# Problem requirements
Count each line in which the word "Shader" appears. Reply with the total and nothing more.

Data records:

- - - -

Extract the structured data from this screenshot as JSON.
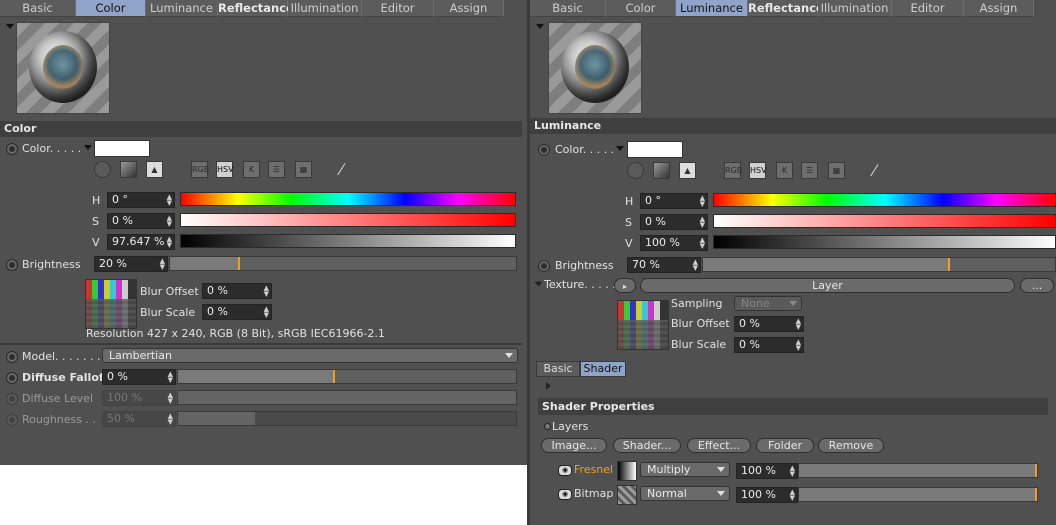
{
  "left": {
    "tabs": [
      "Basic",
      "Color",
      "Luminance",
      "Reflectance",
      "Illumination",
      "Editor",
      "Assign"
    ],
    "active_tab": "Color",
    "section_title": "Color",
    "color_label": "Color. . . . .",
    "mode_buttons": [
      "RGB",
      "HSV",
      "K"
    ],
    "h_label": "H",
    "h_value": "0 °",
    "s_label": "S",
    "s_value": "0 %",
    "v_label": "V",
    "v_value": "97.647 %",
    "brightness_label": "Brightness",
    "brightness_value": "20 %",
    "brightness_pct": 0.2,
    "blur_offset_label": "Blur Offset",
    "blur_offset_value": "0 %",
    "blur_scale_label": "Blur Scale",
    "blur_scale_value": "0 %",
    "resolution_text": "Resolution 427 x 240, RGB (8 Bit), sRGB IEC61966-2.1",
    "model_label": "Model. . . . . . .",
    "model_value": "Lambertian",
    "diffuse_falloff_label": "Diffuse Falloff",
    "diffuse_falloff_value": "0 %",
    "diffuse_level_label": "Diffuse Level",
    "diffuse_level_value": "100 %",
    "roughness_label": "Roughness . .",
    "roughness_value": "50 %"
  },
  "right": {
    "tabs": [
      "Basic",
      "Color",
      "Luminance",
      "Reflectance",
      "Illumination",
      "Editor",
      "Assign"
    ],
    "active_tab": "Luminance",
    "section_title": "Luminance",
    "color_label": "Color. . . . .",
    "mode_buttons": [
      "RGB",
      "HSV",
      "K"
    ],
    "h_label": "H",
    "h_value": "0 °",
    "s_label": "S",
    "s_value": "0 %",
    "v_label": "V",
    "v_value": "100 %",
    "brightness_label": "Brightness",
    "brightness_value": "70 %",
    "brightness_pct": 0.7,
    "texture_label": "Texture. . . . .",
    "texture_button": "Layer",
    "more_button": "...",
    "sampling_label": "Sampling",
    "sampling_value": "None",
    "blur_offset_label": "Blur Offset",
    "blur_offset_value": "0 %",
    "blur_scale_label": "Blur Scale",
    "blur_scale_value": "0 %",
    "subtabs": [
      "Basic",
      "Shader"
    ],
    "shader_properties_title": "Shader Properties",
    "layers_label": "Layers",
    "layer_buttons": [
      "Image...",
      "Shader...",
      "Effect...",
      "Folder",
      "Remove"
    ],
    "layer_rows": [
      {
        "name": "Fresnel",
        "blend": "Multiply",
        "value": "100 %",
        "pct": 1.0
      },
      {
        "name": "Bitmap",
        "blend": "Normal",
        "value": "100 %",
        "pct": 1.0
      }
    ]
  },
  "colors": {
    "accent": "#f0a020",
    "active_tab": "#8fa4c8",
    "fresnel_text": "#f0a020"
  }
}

- - - -

# Task result
3